Text extract
"Home is a route anchored in memory"

I repotted the violet orchid in my office. It has a single drooping node, weighed down with five vibrant flowers on its tip. The flowers are opened like the exuberant skirts of can-can dancers tucked in behind one another, three on one side and two on the opposite. There are four new buds waiting to join the line, each slightly larger than the proceeding one. The long rubbery green leaves are draped over the plastic gray pot. The plant had outgrown the pot for quite a while, stringy roots protruding out of the soil. I tilted the pot to the side and pulled out the smaller plastic container nestled inside. Within lies a web of roots twisted and covered with a soft white coating the texture of styrofoam.

The roots were contorted to fit the mold of the container. Several passed through the small drainage holes at the bottom. One determined root even cracked the wall. I had to cut the side of the plastic to carefully pry them apart, like intertwined fingers clasped together, clinging to the soil. The extraction complete, I held the plant in my hands and it felt like something sacred from the sea. I poured fresh soil in the new clay pot and placed it inside, spreading more soil and patting it, making sure the roots have ample room beneath. I sprinkled a tiny spoonful of special orchid powder on top and watered it. I placed the orchid, in its new home, on the windowsill in the sunlight to watch over me as I cleaned up in the aftermath of the operation.

I washed the bits of black soil from underneath my fingernails under the warm tap and kept thinking about those complicated roots. In the mirror, a memory flickered in front of my eyes. Looking at my unmasked face, I remembered staring into the same eyes in a sleepless daze in another lifetime. I would stare into black pupils like ink drops spreading on a sheet of paper, a being outside of myself peering into the most private realm. It was a startling realization making the fuzz on my arms stand, like when I was a child and my mom would capture me in the hallway and convince me she is not my mom but a witch who morphed into an identical body. She would hug me and I'd wriggle away, asking for proof she was only teasing. I was slow to understand jokes, even now, my laugh is delayed a few seconds too many.

One of the defining characteristics of a home is the ability to hold. The physical home holds essential and sentimental material possessions. It is a place that cradles, no matter how small or cramped, like the walls of a glass vase a cat willingly squeezes into for the feeling of being held. The inner-workings of the orchid reminded me of resilience, how living things can thrive despite limitations, sometimes in spite of them, like dandelions reaching for the sun through the uninhabitable cracks in a pavement.

Home is a fluid place inside ourselves. In The House, a stop-motion animation film we watched at the beginning of the year, the last segment stars an anthropomorphic cat who converts her childhood home into an apartment building. Her house appears to be the last one standing above water in a flooded world, its tenants slacking on rent, repurposing floor boards from the vacant top floor to build boats and sail into the mist, one by one they leave. She tries to nail the boards back on the floor and wallpapers over the decaying walls, but it doesn't stick. We are resilient and we are stubborn.

Brief 1
In the essay on home, swap "violet" for "white" and reproduce the passage starting with "I repotted the" and going on through "texture of styrofoam.".
Brief 2
Put this sentence from the essay on home into Spanish: "One determined root even cracked the wall."

Provided material
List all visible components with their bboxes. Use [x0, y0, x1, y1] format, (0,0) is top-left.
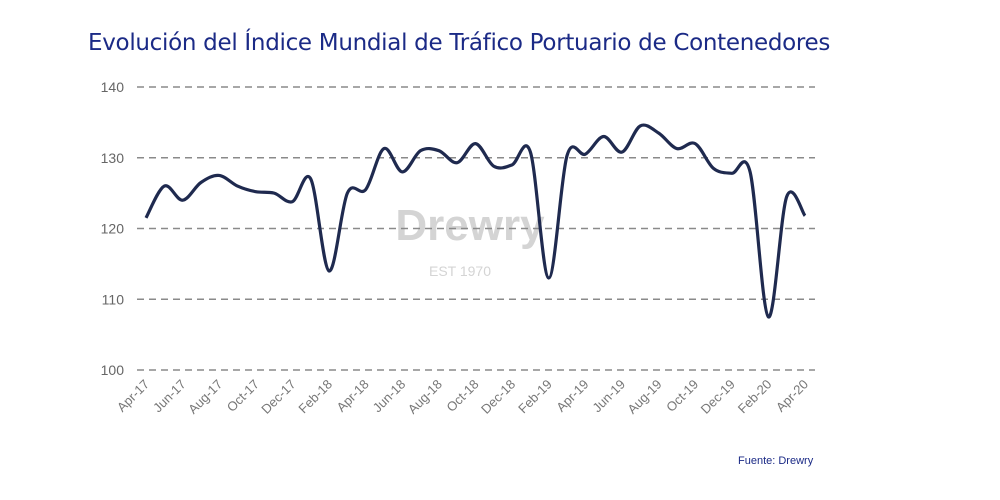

Written solution 1
I repotted the white orchid in my office. It has a single drooping node, weighed down with five vibrant flowers on its tip. The flowers are opened like the exuberant skirts of can-can dancers tucked in behind one another, three on one side and two on the opposite. There are four new buds waiting to join the line, each slightly larger than the proceeding one. The long rubbery green leaves are draped over the plastic gray pot. The plant had outgrown the pot for quite a while, stringy roots protruding out of the soil. I tilted the pot to the side and pulled out the smaller plastic container nestled inside. Within lies a web of roots twisted and covered with a soft white coating the texture of styrofoam.

Written solution 2
Una raíz decidida incluso agrietó la pared.